> [Given instruction a]: Summarize the wedding invitations thread in two sentences.

> [Selection]:

►

# Wedding invitations



## VickyH

Hello
Please could somebody help me? I have just got back my wedding invitation and showed them to my future mother-in-law who was horrified that her and her husband's names do not appear on them, apparently in Italy it is traditional that they should? Would anyone be able to provide me with a translation or sample of what should be written for her to send to her relatives?
I would be very grateful
Thank you


----------



## Silvia

Vicky, now I will be very honest with you, as I always am.

1. The bride and the groom have to choose this kind of stuff
2. Your mother-in-law is not being very nice, but I guess that's the problem with most of mothers-in-law!
3. Parents announcing the wedding of their children is oldfashioned to me *or* kind of snobbish. Moreover, I guess the age of bride and groom should be considered, if you're both 30ish, then it would make me smile 

Do you feel like explaining what she said? What was her reaction like?


----------



## Silvia

I thought of something: was the invitation bilingual? Maybe she got offended 'cause she couldn't understand what was written? Please explain


----------



## carlafed

VickyH said:
			
		

> Hello
> Please could somebody help me? I have just got back my wedding invitation and showed them to my future mother-in-law who was horrified that her and her husband's names do not appear on them, apparently in Italy it is traditional that they should?
> I would be very grateful
> Thank you



Maybe it is a quite old tradition, but it may confort you I have never seen the parent's name in a wedding invitation. And I am not very young    - Usually there are the  groom's and bride's addresses before the marriage and the address where the couple is going to live after the marriage, then of course all details about the ceremony.
Your future mother-in-law is probably quite oldfashioned, but it is up to you, and your future husband, if you want to please her or not. I would not say that it is a question of Italian tradition, however.


----------



## Silvia

I've seen a couple of those all my life long, and I wasn't born yesterday 

Both were in bad taste to me.


----------



## Silvia

But again, I'm a Northern...


----------



## Silvia

carlafed said:
			
		

> if you want to please her or not


There lies the problem, carla. There would be more to add to it...


----------



## Alfry

Hi VickyH,
first of all I have to say that I'm not skilled in these things but I'll do anything I can to help you.

◄

> [Given instruction b]: Render the records as a numbered list from the first line up to and including the line with "comment-text-line: nứ — [90, 691, 116, 714]", leaving out blank lines.

> [Given records]:

►

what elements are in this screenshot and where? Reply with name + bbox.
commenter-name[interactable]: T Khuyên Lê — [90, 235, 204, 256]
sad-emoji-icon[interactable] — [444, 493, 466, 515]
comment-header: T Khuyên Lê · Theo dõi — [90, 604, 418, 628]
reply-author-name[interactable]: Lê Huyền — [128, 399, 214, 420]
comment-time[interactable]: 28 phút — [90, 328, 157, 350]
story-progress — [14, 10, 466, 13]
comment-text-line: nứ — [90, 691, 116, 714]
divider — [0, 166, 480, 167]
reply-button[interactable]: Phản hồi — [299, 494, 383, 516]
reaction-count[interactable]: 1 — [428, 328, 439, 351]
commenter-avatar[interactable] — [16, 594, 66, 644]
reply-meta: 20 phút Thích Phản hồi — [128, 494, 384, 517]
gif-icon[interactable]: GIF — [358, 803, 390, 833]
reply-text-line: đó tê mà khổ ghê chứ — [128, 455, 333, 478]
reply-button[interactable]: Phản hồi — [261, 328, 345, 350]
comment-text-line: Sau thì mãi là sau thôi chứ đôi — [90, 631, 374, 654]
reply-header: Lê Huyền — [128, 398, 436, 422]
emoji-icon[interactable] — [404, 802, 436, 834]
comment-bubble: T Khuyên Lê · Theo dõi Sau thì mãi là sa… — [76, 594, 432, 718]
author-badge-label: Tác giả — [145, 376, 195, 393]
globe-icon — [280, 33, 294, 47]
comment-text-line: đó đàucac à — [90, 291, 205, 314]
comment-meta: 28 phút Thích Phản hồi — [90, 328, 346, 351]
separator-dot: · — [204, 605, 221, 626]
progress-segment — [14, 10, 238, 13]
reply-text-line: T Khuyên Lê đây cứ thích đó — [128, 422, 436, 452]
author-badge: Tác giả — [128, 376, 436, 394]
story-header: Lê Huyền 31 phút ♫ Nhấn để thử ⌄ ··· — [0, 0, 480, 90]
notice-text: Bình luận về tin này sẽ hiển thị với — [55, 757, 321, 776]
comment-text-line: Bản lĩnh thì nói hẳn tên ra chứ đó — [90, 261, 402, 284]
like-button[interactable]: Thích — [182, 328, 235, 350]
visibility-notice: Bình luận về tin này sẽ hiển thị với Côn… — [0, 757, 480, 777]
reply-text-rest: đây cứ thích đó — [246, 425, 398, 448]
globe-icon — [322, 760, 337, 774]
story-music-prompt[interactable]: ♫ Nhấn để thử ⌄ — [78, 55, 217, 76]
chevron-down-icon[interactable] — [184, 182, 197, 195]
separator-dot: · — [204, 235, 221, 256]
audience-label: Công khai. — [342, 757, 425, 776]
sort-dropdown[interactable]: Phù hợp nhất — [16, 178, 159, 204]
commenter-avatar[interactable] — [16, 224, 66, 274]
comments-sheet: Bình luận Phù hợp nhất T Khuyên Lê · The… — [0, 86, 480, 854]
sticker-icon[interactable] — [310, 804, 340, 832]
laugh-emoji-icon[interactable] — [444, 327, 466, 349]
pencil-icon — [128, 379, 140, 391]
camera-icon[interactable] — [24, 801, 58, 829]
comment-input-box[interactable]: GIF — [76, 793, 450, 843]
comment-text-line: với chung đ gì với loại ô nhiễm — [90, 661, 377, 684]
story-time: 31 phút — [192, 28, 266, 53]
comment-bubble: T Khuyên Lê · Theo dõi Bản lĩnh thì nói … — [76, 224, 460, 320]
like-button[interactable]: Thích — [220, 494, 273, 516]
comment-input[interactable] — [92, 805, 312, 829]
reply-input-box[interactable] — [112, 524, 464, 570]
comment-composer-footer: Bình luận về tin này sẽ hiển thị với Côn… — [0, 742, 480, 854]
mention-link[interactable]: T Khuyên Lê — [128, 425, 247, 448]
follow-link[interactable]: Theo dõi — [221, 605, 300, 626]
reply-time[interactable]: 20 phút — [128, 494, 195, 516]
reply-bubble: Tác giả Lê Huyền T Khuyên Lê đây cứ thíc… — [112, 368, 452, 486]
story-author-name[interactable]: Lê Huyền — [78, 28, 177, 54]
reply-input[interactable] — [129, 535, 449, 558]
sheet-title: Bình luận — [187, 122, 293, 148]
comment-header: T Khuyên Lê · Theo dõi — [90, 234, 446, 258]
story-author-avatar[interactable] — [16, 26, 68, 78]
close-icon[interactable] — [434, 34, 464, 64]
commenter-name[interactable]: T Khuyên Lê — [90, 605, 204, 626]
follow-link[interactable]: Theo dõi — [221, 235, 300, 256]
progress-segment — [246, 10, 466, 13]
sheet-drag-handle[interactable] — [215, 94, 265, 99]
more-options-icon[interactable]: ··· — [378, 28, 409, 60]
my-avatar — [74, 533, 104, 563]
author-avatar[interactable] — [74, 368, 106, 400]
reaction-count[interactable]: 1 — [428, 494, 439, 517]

◄

> [Full solution a]: VickyH asks for help after her future mother-in-law was horrified that her and her husband's names do not appear on the wedding invitations, apparently because this is traditional in Italy, and she requests a translation or sample wording. Replies say the bride and groom should choose such things and that parents announcing the wedding seems old-fashioned, and one poster says she has never seen parents' names on an invitation and would not call it an Italian tradition.

> [Full solution b]:
1. what elements are in this screenshot and where? Reply with name + bbox.
2. commenter-name[interactable]: T Khuyên Lê — [90, 235, 204, 256]
3. sad-emoji-icon[interactable] — [444, 493, 466, 515]
4. comment-header: T Khuyên Lê · Theo dõi — [90, 604, 418, 628]
5. reply-author-name[interactable]: Lê Huyền — [128, 399, 214, 420]
6. comment-time[interactable]: 28 phút — [90, 328, 157, 350]
7. story-progress — [14, 10, 466, 13]
8. comment-text-line: nứ — [90, 691, 116, 714]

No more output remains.